- **WHAT IS NEEDED**:
Identify the lines bearing the string "Расположение" and gather them.

Recorded data:
........

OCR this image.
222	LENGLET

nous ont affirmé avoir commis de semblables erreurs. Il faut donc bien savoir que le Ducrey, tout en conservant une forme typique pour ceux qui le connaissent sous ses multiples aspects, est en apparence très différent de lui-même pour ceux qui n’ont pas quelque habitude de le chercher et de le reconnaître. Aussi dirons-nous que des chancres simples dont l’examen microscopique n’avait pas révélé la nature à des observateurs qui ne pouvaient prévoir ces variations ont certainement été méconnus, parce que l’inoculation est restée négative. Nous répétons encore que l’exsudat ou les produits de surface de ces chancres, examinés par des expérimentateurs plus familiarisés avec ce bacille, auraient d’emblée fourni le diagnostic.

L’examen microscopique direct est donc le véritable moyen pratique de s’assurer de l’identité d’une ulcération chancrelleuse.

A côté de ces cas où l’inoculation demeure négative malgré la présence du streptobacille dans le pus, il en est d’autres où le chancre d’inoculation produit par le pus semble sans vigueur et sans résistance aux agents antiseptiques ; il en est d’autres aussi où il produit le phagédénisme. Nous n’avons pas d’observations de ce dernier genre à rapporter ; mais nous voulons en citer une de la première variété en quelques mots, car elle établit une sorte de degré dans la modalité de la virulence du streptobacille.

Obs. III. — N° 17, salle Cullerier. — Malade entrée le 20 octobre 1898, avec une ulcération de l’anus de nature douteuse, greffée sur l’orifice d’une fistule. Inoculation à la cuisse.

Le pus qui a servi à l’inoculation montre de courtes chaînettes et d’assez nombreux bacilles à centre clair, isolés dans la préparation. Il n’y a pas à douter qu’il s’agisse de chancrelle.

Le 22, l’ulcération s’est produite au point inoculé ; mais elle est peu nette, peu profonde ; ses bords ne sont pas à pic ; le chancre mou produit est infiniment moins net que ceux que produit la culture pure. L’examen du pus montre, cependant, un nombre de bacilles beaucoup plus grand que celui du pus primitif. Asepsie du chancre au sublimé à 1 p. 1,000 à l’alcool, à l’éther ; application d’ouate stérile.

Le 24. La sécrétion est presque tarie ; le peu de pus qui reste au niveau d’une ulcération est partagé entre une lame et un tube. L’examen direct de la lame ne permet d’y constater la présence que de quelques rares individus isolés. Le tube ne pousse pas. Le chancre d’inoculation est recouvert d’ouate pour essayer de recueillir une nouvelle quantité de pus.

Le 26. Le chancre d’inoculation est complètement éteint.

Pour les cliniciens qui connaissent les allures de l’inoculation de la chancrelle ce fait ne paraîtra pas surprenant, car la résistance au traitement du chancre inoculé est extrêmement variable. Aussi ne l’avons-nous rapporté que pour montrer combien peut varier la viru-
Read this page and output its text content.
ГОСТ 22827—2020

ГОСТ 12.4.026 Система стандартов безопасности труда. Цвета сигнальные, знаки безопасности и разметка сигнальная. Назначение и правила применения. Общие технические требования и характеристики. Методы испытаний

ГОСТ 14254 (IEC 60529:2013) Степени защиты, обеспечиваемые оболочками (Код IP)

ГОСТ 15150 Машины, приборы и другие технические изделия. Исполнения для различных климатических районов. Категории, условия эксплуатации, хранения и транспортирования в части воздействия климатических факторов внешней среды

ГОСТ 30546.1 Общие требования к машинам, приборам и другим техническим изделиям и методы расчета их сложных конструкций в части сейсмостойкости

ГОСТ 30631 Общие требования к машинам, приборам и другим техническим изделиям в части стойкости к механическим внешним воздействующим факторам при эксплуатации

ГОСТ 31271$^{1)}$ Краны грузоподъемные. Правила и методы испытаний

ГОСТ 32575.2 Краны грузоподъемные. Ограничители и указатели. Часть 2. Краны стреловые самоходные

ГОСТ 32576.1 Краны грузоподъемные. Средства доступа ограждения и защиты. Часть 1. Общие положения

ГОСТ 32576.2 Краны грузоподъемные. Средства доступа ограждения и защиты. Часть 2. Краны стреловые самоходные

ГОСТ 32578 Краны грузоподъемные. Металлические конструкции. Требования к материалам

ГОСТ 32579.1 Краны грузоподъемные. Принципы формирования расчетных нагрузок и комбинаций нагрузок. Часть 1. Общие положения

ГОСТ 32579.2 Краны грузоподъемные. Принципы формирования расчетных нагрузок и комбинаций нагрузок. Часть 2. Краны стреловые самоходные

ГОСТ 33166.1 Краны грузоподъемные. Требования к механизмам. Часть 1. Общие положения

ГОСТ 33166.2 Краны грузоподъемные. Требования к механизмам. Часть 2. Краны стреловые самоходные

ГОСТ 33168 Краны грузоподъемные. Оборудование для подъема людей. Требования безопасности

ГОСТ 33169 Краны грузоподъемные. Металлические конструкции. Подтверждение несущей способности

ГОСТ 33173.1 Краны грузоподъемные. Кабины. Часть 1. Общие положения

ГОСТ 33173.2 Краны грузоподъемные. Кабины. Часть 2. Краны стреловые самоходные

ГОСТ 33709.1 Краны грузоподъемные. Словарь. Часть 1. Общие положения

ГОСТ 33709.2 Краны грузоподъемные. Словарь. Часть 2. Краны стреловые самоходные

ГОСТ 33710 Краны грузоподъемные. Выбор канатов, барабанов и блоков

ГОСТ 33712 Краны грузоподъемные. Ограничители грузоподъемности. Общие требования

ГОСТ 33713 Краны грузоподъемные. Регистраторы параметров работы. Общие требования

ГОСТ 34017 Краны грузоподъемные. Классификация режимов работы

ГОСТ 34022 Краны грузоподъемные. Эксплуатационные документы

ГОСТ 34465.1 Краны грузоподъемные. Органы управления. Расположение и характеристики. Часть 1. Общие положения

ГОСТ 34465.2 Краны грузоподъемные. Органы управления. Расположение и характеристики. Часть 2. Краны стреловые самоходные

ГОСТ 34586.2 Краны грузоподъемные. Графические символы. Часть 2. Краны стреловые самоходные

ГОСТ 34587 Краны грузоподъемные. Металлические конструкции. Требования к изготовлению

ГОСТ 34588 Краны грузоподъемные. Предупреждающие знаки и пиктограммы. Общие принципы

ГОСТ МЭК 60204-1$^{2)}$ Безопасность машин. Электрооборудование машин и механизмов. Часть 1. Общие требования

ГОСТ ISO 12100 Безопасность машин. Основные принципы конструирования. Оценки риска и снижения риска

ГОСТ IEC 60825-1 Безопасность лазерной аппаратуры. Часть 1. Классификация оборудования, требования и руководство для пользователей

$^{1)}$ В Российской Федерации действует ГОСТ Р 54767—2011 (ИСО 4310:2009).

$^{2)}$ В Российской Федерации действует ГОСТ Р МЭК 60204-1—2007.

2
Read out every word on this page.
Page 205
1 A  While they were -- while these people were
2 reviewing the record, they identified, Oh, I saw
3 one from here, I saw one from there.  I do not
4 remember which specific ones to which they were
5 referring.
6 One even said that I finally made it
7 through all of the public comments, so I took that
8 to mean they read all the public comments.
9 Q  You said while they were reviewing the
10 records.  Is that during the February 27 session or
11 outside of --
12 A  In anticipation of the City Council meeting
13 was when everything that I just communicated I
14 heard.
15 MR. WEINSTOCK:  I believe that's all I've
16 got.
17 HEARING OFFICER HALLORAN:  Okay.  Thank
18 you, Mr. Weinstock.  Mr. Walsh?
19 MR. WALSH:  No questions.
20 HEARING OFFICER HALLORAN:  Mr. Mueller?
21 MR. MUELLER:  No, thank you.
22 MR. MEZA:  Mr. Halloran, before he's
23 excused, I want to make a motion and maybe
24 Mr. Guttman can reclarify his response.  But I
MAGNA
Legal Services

........

- **OUTPUT FOR THIS EXERCISE**:
ГОСТ 34465.1 Краны грузоподъемные. Органы управления. Расположение и характеристики. Часть 1. Общие положения
ГОСТ 34465.2 Краны грузоподъемные. Органы управления. Расположение и характеристики. Часть 2. Краны стреловые самоходные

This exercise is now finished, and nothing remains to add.